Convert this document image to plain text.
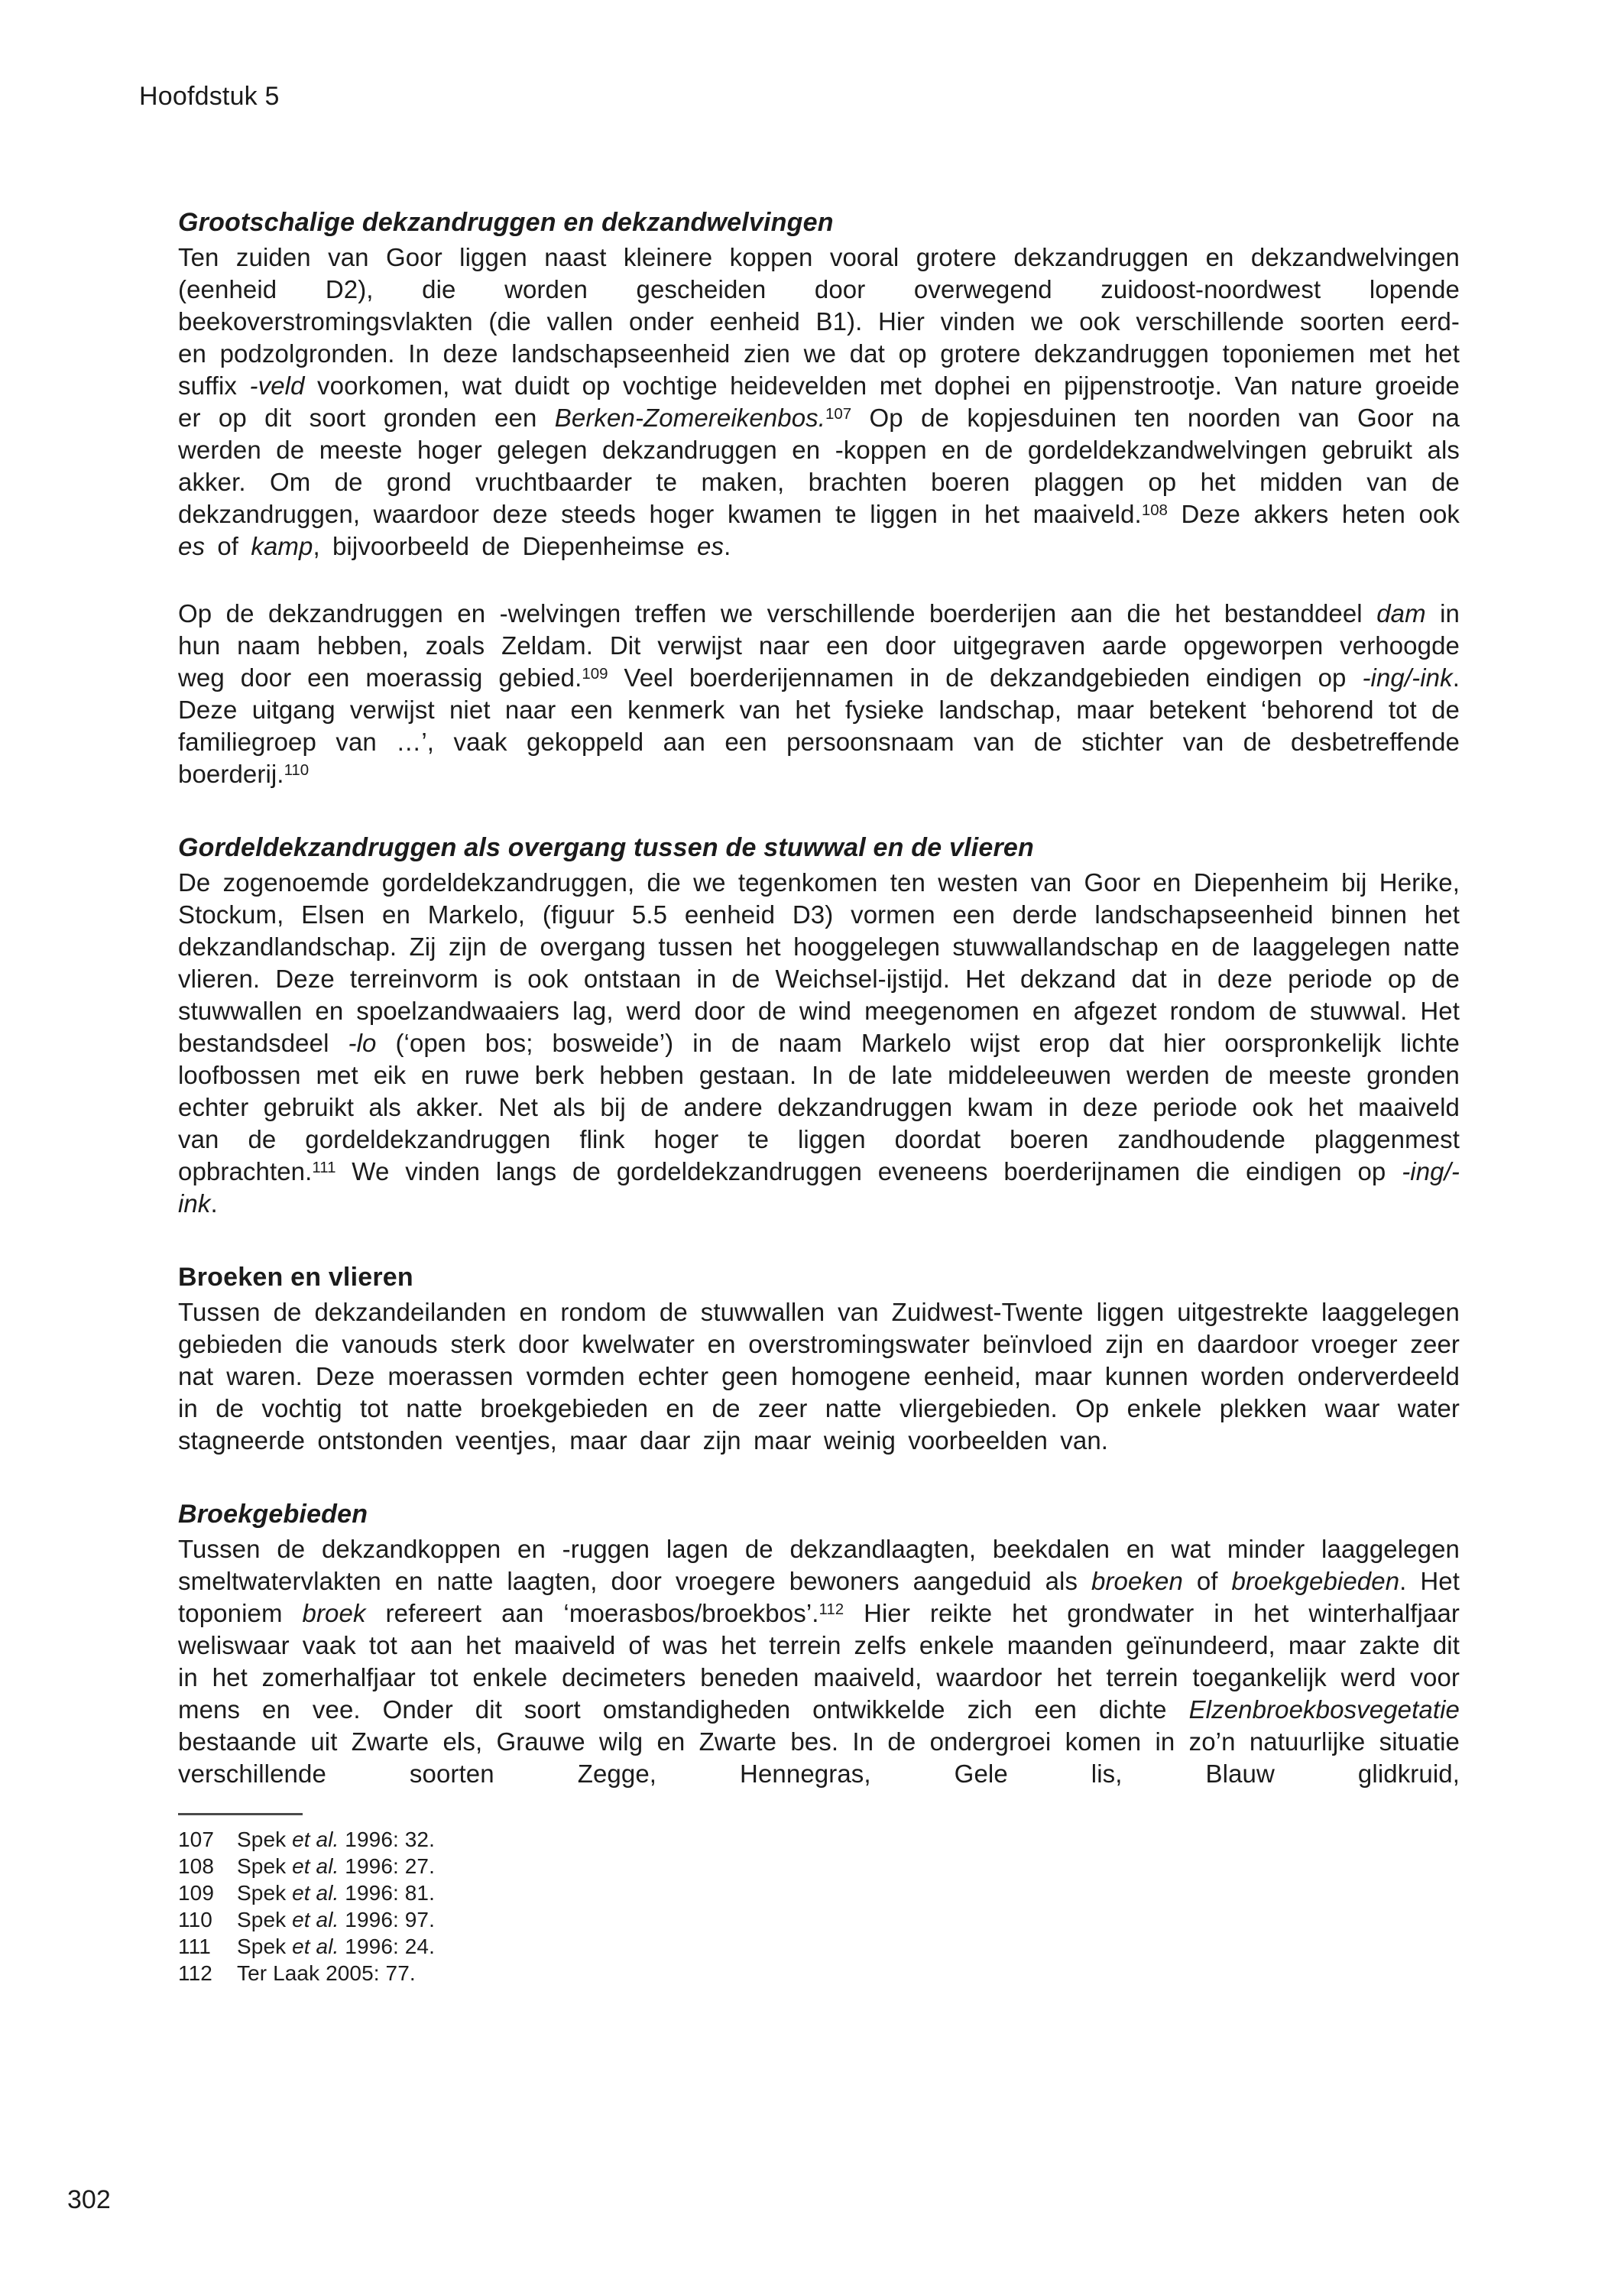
Hoofdstuk 5
Grootschalige dekzandruggen en dekzandwelvingen

Ten zuiden van Goor liggen naast kleinere koppen vooral grotere dekzandruggen en dekzandwelvingen (eenheid D2), die worden gescheiden door overwegend zuidoost-noordwest lopende beekoverstromingsvlakten (die vallen onder eenheid B1). Hier vinden we ook verschillende soorten eerd- en podzolgronden. In deze landschapseenheid zien we dat op grotere dekzandruggen toponiemen met het suffix -veld voorkomen, wat duidt op vochtige heidevelden met dophei en pijpenstrootje. Van nature groeide er op dit soort gronden een Berken-Zomereikenbos.$^{107}$ Op de kopjesduinen ten noorden van Goor na werden de meeste hoger gelegen dekzandruggen en -koppen en de gordeldekzandwelvingen gebruikt als akker. Om de grond vruchtbaarder te maken, brachten boeren plaggen op het midden van de dekzandruggen, waardoor deze steeds hoger kwamen te liggen in het maaiveld.$^{108}$ Deze akkers heten ook es of kamp, bijvoorbeeld de Diepenheimse es.

Op de dekzandruggen en -welvingen treffen we verschillende boerderijen aan die het bestanddeel dam in hun naam hebben, zoals Zeldam. Dit verwijst naar een door uitgegraven aarde opgeworpen verhoogde weg door een moerassig gebied.$^{109}$ Veel boerderijennamen in de dekzandgebieden eindigen op -ing/-ink. Deze uitgang verwijst niet naar een kenmerk van het fysieke landschap, maar betekent ‘behorend tot de familiegroep van …’, vaak gekoppeld aan een persoonsnaam van de stichter van de desbetreffende boerderij.$^{110}$

Gordeldekzandruggen als overgang tussen de stuwwal en de vlieren

De zogenoemde gordeldekzandruggen, die we tegenkomen ten westen van Goor en Diepenheim bij Herike, Stockum, Elsen en Markelo, (figuur 5.5 eenheid D3) vormen een derde landschapseenheid binnen het dekzandlandschap. Zij zijn de overgang tussen het hooggelegen stuwwallandschap en de laaggelegen natte vlieren. Deze terreinvorm is ook ontstaan in de Weichsel-ijstijd. Het dekzand dat in deze periode op de stuwwallen en spoelzandwaaiers lag, werd door de wind meegenomen en afgezet rondom de stuwwal. Het bestandsdeel -lo (‘open bos; bosweide’) in de naam Markelo wijst erop dat hier oorspronkelijk lichte loofbossen met eik en ruwe berk hebben gestaan. In de late middeleeuwen werden de meeste gronden echter gebruikt als akker. Net als bij de andere dekzandruggen kwam in deze periode ook het maaiveld van de gordeldekzandruggen flink hoger te liggen doordat boeren zandhoudende plaggenmest opbrachten.$^{111}$ We vinden langs de gordeldekzandruggen eveneens boerderijnamen die eindigen op -ing/-ink.

Broeken en vlieren

Tussen de dekzandeilanden en rondom de stuwwallen van Zuidwest-Twente liggen uitgestrekte laaggelegen gebieden die vanouds sterk door kwelwater en overstromingswater beïnvloed zijn en daardoor vroeger zeer nat waren. Deze moerassen vormden echter geen homogene eenheid, maar kunnen worden onderverdeeld in de vochtig tot natte broekgebieden en de zeer natte vliergebieden. Op enkele plekken waar water stagneerde ontstonden veentjes, maar daar zijn maar weinig voorbeelden van.

Broekgebieden

Tussen de dekzandkoppen en -ruggen lagen de dekzandlaagten, beekdalen en wat minder laaggelegen smeltwatervlakten en natte laagten, door vroegere bewoners aangeduid als broeken of broekgebieden. Het toponiem broek refereert aan ‘moerasbos/broekbos’.$^{112}$ Hier reikte het grondwater in het winterhalfjaar weliswaar vaak tot aan het maaiveld of was het terrein zelfs enkele maanden geïnundeerd, maar zakte dit in het zomerhalfjaar tot enkele decimeters beneden maaiveld, waardoor het terrein toegankelijk werd voor mens en vee. Onder dit soort omstandigheden ontwikkelde zich een dichte Elzenbroekbosvegetatie bestaande uit Zwarte els, Grauwe wilg en Zwarte bes. In de ondergroei komen in zo’n natuurlijke situatie verschillende soorten Zegge, Hennegras, Gele lis, Blauw glidkruid,

107	Spek et al. 1996: 32.
108	Spek et al. 1996: 27.
109	Spek et al. 1996: 81.
110	Spek et al. 1996: 97.
111	Spek et al. 1996: 24.
112	Ter Laak 2005: 77.
302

ACTIVITY -> Write the full listing out again with every line unchanged, but include no pictures.

OUTPUT FOR THIS TASK ->
Convert this document image to plain text.
Hoofdstuk 5
Grootschalige dekzandruggen en dekzandwelvingen

Ten zuiden van Goor liggen naast kleinere koppen vooral grotere dekzandruggen en dekzandwelvingen (eenheid D2), die worden gescheiden door overwegend zuidoost-noordwest lopende beekoverstromingsvlakten (die vallen onder eenheid B1). Hier vinden we ook verschillende soorten eerd- en podzolgronden. In deze landschapseenheid zien we dat op grotere dekzandruggen toponiemen met het suffix -veld voorkomen, wat duidt op vochtige heidevelden met dophei en pijpenstrootje. Van nature groeide er op dit soort gronden een Berken-Zomereikenbos.$^{107}$ Op de kopjesduinen ten noorden van Goor na werden de meeste hoger gelegen dekzandruggen en -koppen en de gordeldekzandwelvingen gebruikt als akker. Om de grond vruchtbaarder te maken, brachten boeren plaggen op het midden van de dekzandruggen, waardoor deze steeds hoger kwamen te liggen in het maaiveld.$^{108}$ Deze akkers heten ook es of kamp, bijvoorbeeld de Diepenheimse es.

Op de dekzandruggen en -welvingen treffen we verschillende boerderijen aan die het bestanddeel dam in hun naam hebben, zoals Zeldam. Dit verwijst naar een door uitgegraven aarde opgeworpen verhoogde weg door een moerassig gebied.$^{109}$ Veel boerderijennamen in de dekzandgebieden eindigen op -ing/-ink. Deze uitgang verwijst niet naar een kenmerk van het fysieke landschap, maar betekent ‘behorend tot de familiegroep van …’, vaak gekoppeld aan een persoonsnaam van de stichter van de desbetreffende boerderij.$^{110}$

Gordeldekzandruggen als overgang tussen de stuwwal en de vlieren

De zogenoemde gordeldekzandruggen, die we tegenkomen ten westen van Goor en Diepenheim bij Herike, Stockum, Elsen en Markelo, (figuur 5.5 eenheid D3) vormen een derde landschapseenheid binnen het dekzandlandschap. Zij zijn de overgang tussen het hooggelegen stuwwallandschap en de laaggelegen natte vlieren. Deze terreinvorm is ook ontstaan in de Weichsel-ijstijd. Het dekzand dat in deze periode op de stuwwallen en spoelzandwaaiers lag, werd door de wind meegenomen en afgezet rondom de stuwwal. Het bestandsdeel -lo (‘open bos; bosweide’) in de naam Markelo wijst erop dat hier oorspronkelijk lichte loofbossen met eik en ruwe berk hebben gestaan. In de late middeleeuwen werden de meeste gronden echter gebruikt als akker. Net als bij de andere dekzandruggen kwam in deze periode ook het maaiveld van de gordeldekzandruggen flink hoger te liggen doordat boeren zandhoudende plaggenmest opbrachten.$^{111}$ We vinden langs de gordeldekzandruggen eveneens boerderijnamen die eindigen op -ing/-ink.

Broeken en vlieren

Tussen de dekzandeilanden en rondom de stuwwallen van Zuidwest-Twente liggen uitgestrekte laaggelegen gebieden die vanouds sterk door kwelwater en overstromingswater beïnvloed zijn en daardoor vroeger zeer nat waren. Deze moerassen vormden echter geen homogene eenheid, maar kunnen worden onderverdeeld in de vochtig tot natte broekgebieden en de zeer natte vliergebieden. Op enkele plekken waar water stagneerde ontstonden veentjes, maar daar zijn maar weinig voorbeelden van.

Broekgebieden

Tussen de dekzandkoppen en -ruggen lagen de dekzandlaagten, beekdalen en wat minder laaggelegen smeltwatervlakten en natte laagten, door vroegere bewoners aangeduid als broeken of broekgebieden. Het toponiem broek refereert aan ‘moerasbos/broekbos’.$^{112}$ Hier reikte het grondwater in het winterhalfjaar weliswaar vaak tot aan het maaiveld of was het terrein zelfs enkele maanden geïnundeerd, maar zakte dit in het zomerhalfjaar tot enkele decimeters beneden maaiveld, waardoor het terrein toegankelijk werd voor mens en vee. Onder dit soort omstandigheden ontwikkelde zich een dichte Elzenbroekbosvegetatie bestaande uit Zwarte els, Grauwe wilg en Zwarte bes. In de ondergroei komen in zo’n natuurlijke situatie verschillende soorten Zegge, Hennegras, Gele lis, Blauw glidkruid,

107	Spek et al. 1996: 32.
108	Spek et al. 1996: 27.
109	Spek et al. 1996: 81.
110	Spek et al. 1996: 97.
111	Spek et al. 1996: 24.
112	Ter Laak 2005: 77.
302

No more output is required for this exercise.